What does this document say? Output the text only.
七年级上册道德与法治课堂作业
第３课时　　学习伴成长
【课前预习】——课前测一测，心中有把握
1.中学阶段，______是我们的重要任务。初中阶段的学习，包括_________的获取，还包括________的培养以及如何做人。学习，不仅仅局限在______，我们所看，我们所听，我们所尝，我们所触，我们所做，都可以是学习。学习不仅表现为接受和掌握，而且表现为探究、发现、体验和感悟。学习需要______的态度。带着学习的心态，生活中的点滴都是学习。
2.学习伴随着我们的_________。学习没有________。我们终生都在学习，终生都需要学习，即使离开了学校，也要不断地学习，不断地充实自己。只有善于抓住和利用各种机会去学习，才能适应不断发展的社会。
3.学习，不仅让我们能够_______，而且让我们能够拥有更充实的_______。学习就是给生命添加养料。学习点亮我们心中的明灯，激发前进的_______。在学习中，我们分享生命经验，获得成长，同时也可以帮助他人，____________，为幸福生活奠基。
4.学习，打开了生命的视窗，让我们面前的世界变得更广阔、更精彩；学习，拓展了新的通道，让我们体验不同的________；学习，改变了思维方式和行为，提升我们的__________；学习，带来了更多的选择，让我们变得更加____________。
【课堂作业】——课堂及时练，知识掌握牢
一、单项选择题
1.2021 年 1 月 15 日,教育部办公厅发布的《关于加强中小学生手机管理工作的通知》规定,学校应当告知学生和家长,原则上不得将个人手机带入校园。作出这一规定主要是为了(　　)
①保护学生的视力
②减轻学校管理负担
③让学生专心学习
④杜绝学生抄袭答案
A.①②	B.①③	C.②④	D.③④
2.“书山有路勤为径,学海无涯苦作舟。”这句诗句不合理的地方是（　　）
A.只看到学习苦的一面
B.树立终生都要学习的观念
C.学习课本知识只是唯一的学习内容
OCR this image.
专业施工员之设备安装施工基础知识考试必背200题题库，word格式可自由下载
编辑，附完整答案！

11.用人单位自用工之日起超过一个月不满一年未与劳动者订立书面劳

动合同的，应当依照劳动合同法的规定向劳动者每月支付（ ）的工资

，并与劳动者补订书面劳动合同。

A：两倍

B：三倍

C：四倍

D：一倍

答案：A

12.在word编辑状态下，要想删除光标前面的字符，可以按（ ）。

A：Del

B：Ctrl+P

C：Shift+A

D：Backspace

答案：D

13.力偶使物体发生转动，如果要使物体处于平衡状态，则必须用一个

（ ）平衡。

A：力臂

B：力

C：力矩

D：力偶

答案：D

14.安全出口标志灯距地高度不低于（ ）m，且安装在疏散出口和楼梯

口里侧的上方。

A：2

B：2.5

☆ ☆ ☆ ☆

TASK STATEMENT: Repeat, with no changes, each line from the one with "OCR this image." to the end of the listing, including both ends and nothing else.

WORKED SOLUTION:
OCR this image.
专业施工员之设备安装施工基础知识考试必背200题题库，word格式可自由下载
编辑，附完整答案！

11.用人单位自用工之日起超过一个月不满一年未与劳动者订立书面劳

动合同的，应当依照劳动合同法的规定向劳动者每月支付（ ）的工资

，并与劳动者补订书面劳动合同。

A：两倍

B：三倍

C：四倍

D：一倍

答案：A

12.在word编辑状态下，要想删除光标前面的字符，可以按（ ）。

A：Del

B：Ctrl+P

C：Shift+A

D：Backspace

答案：D

13.力偶使物体发生转动，如果要使物体处于平衡状态，则必须用一个

（ ）平衡。

A：力臂

B：力

C：力矩

D：力偶

答案：D

14.安全出口标志灯距地高度不低于（ ）m，且安装在疏散出口和楼梯

口里侧的上方。

A：2

B：2.5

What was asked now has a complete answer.